DIRECTIONS FOR THIS TASK: Please output the lines shown below exactly as they appear.

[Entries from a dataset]
________________________
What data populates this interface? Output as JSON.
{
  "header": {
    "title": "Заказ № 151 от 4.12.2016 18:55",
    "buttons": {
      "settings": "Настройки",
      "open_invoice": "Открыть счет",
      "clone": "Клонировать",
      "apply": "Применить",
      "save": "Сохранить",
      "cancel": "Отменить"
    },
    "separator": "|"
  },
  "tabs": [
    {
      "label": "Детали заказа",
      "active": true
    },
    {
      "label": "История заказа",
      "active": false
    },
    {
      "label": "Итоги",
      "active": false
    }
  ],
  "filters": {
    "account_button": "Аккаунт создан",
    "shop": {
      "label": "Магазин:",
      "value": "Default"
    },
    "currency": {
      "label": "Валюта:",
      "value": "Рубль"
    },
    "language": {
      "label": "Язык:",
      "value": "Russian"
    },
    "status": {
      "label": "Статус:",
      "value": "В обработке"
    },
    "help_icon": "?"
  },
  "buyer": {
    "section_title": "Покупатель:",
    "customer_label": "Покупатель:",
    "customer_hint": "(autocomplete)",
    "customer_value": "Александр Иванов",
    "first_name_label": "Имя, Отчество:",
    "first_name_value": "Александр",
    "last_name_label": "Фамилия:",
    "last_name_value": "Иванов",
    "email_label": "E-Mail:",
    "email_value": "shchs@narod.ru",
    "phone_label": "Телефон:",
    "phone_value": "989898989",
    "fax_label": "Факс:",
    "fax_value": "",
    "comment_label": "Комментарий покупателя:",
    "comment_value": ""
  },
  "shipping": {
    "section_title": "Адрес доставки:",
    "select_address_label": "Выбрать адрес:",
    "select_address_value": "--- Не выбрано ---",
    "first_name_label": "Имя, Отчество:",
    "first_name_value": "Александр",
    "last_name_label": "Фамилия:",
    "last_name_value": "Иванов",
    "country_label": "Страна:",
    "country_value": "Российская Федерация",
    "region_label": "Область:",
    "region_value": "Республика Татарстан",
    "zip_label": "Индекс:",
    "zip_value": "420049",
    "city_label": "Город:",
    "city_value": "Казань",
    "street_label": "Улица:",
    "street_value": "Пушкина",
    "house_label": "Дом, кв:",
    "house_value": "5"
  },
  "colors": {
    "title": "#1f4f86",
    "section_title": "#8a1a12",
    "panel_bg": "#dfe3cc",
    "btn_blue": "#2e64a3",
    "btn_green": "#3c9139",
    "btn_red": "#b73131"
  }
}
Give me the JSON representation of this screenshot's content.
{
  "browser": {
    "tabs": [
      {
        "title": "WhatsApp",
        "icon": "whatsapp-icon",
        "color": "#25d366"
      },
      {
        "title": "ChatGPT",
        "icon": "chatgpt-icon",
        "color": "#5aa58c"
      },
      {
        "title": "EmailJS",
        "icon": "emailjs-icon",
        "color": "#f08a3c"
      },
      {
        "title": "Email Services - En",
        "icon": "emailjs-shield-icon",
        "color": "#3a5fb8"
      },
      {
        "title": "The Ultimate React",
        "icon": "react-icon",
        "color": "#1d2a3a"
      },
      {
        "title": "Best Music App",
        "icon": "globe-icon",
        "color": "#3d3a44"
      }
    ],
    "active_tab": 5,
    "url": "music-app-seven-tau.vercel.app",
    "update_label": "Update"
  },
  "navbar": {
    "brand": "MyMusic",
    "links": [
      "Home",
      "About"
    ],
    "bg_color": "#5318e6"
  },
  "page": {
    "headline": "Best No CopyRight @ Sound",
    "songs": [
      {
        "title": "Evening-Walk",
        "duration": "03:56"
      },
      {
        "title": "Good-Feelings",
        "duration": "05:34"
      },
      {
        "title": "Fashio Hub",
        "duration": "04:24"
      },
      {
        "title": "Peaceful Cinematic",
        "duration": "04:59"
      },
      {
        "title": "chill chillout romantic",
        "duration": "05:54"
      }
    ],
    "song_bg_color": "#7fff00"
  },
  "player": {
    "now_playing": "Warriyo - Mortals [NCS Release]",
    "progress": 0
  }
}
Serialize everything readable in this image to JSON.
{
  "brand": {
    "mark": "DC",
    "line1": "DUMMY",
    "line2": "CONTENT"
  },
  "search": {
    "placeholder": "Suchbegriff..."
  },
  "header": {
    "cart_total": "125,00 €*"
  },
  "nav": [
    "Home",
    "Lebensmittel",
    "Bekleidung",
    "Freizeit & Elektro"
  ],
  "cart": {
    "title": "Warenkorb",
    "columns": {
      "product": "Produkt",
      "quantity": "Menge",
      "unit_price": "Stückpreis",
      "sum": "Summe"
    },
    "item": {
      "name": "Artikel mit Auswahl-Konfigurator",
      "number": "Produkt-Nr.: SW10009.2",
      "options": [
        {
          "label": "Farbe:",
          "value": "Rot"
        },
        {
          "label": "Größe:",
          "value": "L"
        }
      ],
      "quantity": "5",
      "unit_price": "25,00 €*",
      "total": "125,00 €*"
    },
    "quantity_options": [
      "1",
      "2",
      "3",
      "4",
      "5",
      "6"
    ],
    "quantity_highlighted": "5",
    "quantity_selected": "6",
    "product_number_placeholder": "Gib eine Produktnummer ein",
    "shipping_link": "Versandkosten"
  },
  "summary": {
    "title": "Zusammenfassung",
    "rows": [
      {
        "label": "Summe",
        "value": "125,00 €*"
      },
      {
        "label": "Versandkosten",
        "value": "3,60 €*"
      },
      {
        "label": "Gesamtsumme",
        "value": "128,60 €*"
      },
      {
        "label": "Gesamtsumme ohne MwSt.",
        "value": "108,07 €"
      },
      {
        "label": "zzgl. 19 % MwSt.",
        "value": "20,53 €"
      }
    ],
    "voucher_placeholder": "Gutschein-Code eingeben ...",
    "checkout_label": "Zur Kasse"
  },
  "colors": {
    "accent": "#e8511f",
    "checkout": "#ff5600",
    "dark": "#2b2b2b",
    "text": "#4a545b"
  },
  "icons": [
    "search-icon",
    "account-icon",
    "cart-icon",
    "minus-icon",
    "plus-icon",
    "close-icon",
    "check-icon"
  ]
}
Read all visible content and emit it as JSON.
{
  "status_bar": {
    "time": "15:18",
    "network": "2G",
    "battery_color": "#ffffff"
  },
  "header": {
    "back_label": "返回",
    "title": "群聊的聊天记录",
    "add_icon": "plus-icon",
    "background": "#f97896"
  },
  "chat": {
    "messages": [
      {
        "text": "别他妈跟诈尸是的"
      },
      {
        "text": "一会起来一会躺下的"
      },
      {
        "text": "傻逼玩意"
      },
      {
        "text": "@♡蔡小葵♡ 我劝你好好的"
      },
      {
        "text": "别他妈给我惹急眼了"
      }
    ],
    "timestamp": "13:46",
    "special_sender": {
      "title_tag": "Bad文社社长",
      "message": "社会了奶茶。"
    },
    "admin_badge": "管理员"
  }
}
________________________
ANSWER TO THIS PROBLEM:
What data populates this interface? Output as JSON.
{
  "header": {
    "title": "Заказ № 151 от 4.12.2016 18:55",
    "buttons": {
      "settings": "Настройки",
      "open_invoice": "Открыть счет",
      "clone": "Клонировать",
      "apply": "Применить",
      "save": "Сохранить",
      "cancel": "Отменить"
    },
    "separator": "|"
  },
  "tabs": [
    {
      "label": "Детали заказа",
      "active": true
    },
    {
      "label": "История заказа",
      "active": false
    },
    {
      "label": "Итоги",
      "active": false
    }
  ],
  "filters": {
    "account_button": "Аккаунт создан",
    "shop": {
      "label": "Магазин:",
      "value": "Default"
    },
    "currency": {
      "label": "Валюта:",
      "value": "Рубль"
    },
    "language": {
      "label": "Язык:",
      "value": "Russian"
    },
    "status": {
      "label": "Статус:",
      "value": "В обработке"
    },
    "help_icon": "?"
  },
  "buyer": {
    "section_title": "Покупатель:",
    "customer_label": "Покупатель:",
    "customer_hint": "(autocomplete)",
    "customer_value": "Александр Иванов",
    "first_name_label": "Имя, Отчество:",
    "first_name_value": "Александр",
    "last_name_label": "Фамилия:",
    "last_name_value": "Иванов",
    "email_label": "E-Mail:",
    "email_value": "shchs@narod.ru",
    "phone_label": "Телефон:",
    "phone_value": "989898989",
    "fax_label": "Факс:",
    "fax_value": "",
    "comment_label": "Комментарий покупателя:",
    "comment_value": ""
  },
  "shipping": {
    "section_title": "Адрес доставки:",
    "select_address_label": "Выбрать адрес:",
    "select_address_value": "--- Не выбрано ---",
    "first_name_label": "Имя, Отчество:",
    "first_name_value": "Александр",
    "last_name_label": "Фамилия:",
    "last_name_value": "Иванов",
    "country_label": "Страна:",
    "country_value": "Российская Федерация",
    "region_label": "Область:",
    "region_value": "Республика Татарстан",
    "zip_label": "Индекс:",
    "zip_value": "420049",
    "city_label": "Город:",
    "city_value": "Казань",
    "street_label": "Улица:",
    "street_value": "Пушкина",
    "house_label": "Дом, кв:",
    "house_value": "5"
  },
  "colors": {
    "title": "#1f4f86",
    "section_title": "#8a1a12",
    "panel_bg": "#dfe3cc",
    "btn_blue": "#2e64a3",
    "btn_green": "#3c9139",
    "btn_red": "#b73131"
  }
}
Give me the JSON representation of this screenshot's content.
{
  "browser": {
    "tabs": [
      {
        "title": "WhatsApp",
        "icon": "whatsapp-icon",
        "color": "#25d366"
      },
      {
        "title": "ChatGPT",
        "icon": "chatgpt-icon",
        "color": "#5aa58c"
      },
      {
        "title": "EmailJS",
        "icon": "emailjs-icon",
        "color": "#f08a3c"
      },
      {
        "title": "Email Services - En",
        "icon": "emailjs-shield-icon",
        "color": "#3a5fb8"
      },
      {
        "title": "The Ultimate React",
        "icon": "react-icon",
        "color": "#1d2a3a"
      },
      {
        "title": "Best Music App",
        "icon": "globe-icon",
        "color": "#3d3a44"
      }
    ],
    "active_tab": 5,
    "url": "music-app-seven-tau.vercel.app",
    "update_label": "Update"
  },
  "navbar": {
    "brand": "MyMusic",
    "links": [
      "Home",
      "About"
    ],
    "bg_color": "#5318e6"
  },
  "page": {
    "headline": "Best No CopyRight @ Sound",
    "songs": [
      {
        "title": "Evening-Walk",
        "duration": "03:56"
      },
      {
        "title": "Good-Feelings",
        "duration": "05:34"
      },
      {
        "title": "Fashio Hub",
        "duration": "04:24"
      },
      {
        "title": "Peaceful Cinematic",
        "duration": "04:59"
      },
      {
        "title": "chill chillout romantic",
        "duration": "05:54"
      }
    ],
    "song_bg_color": "#7fff00"
  },
  "player": {
    "now_playing": "Warriyo - Mortals [NCS Release]",
    "progress": 0
  }
}
Serialize everything readable in this image to JSON.
{
  "brand": {
    "mark": "DC",
    "line1": "DUMMY",
    "line2": "CONTENT"
  },
  "search": {
    "placeholder": "Suchbegriff..."
  },
  "header": {
    "cart_total": "125,00 €*"
  },
  "nav": [
    "Home",
    "Lebensmittel",
    "Bekleidung",
    "Freizeit & Elektro"
  ],
  "cart": {
    "title": "Warenkorb",
    "columns": {
      "product": "Produkt",
      "quantity": "Menge",
      "unit_price": "Stückpreis",
      "sum": "Summe"
    },
    "item": {
      "name": "Artikel mit Auswahl-Konfigurator",
      "number": "Produkt-Nr.: SW10009.2",
      "options": [
        {
          "label": "Farbe:",
          "value": "Rot"
        },
        {
          "label": "Größe:",
          "value": "L"
        }
      ],
      "quantity": "5",
      "unit_price": "25,00 €*",
      "total": "125,00 €*"
    },
    "quantity_options": [
      "1",
      "2",
      "3",
      "4",
      "5",
      "6"
    ],
    "quantity_highlighted": "5",
    "quantity_selected": "6",
    "product_number_placeholder": "Gib eine Produktnummer ein",
    "shipping_link": "Versandkosten"
  },
  "summary": {
    "title": "Zusammenfassung",
    "rows": [
      {
        "label": "Summe",
        "value": "125,00 €*"
      },
      {
        "label": "Versandkosten",
        "value": "3,60 €*"
      },
      {
        "label": "Gesamtsumme",
        "value": "128,60 €*"
      },
      {
        "label": "Gesamtsumme ohne MwSt.",
        "value": "108,07 €"
      },
      {
        "label": "zzgl. 19 % MwSt.",
        "value": "20,53 €"
      }
    ],
    "voucher_placeholder": "Gutschein-Code eingeben ...",
    "checkout_label": "Zur Kasse"
  },
  "colors": {
    "accent": "#e8511f",
    "checkout": "#ff5600",
    "dark": "#2b2b2b",
    "text": "#4a545b"
  },
  "icons": [
    "search-icon",
    "account-icon",
    "cart-icon",
    "minus-icon",
    "plus-icon",
    "close-icon",
    "check-icon"
  ]
}
Read all visible content and emit it as JSON.
{
  "status_bar": {
    "time": "15:18",
    "network": "2G",
    "battery_color": "#ffffff"
  },
  "header": {
    "back_label": "返回",
    "title": "群聊的聊天记录",
    "add_icon": "plus-icon",
    "background": "#f97896"
  },
  "chat": {
    "messages": [
      {
        "text": "别他妈跟诈尸是的"
      },
      {
        "text": "一会起来一会躺下的"
      },
      {
        "text": "傻逼玩意"
      },
      {
        "text": "@♡蔡小葵♡ 我劝你好好的"
      },
      {
        "text": "别他妈给我惹急眼了"
      }
    ],
    "timestamp": "13:46",
    "special_sender": {
      "title_tag": "Bad文社社长",
      "message": "社会了奶茶。"
    },
    "admin_badge": "管理员"
  }
}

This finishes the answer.